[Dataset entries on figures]
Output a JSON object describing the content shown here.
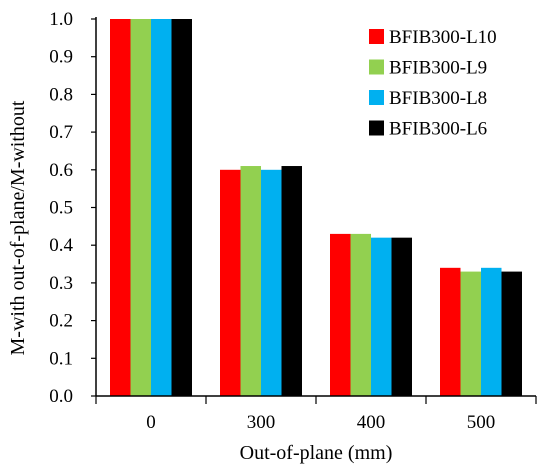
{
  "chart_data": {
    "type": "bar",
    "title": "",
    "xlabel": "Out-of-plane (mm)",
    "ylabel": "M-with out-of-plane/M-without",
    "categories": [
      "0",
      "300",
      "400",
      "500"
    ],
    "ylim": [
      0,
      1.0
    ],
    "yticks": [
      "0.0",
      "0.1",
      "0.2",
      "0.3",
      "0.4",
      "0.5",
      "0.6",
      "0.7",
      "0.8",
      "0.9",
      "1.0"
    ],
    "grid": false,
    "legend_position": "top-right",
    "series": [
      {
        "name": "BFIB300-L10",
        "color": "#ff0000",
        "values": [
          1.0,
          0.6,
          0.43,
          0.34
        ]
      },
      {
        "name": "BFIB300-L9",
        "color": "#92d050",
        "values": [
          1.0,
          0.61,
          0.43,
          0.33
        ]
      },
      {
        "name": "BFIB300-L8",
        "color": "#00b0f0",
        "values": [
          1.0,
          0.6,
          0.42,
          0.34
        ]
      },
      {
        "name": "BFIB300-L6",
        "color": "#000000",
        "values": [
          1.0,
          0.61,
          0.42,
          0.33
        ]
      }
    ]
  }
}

Given exercise:
Go through the records above, find every line with the word "color", and list those lines.

Reply to the task:
        "color": "#ff0000",
        "color": "#92d050",
        "color": "#00b0f0",
        "color": "#000000",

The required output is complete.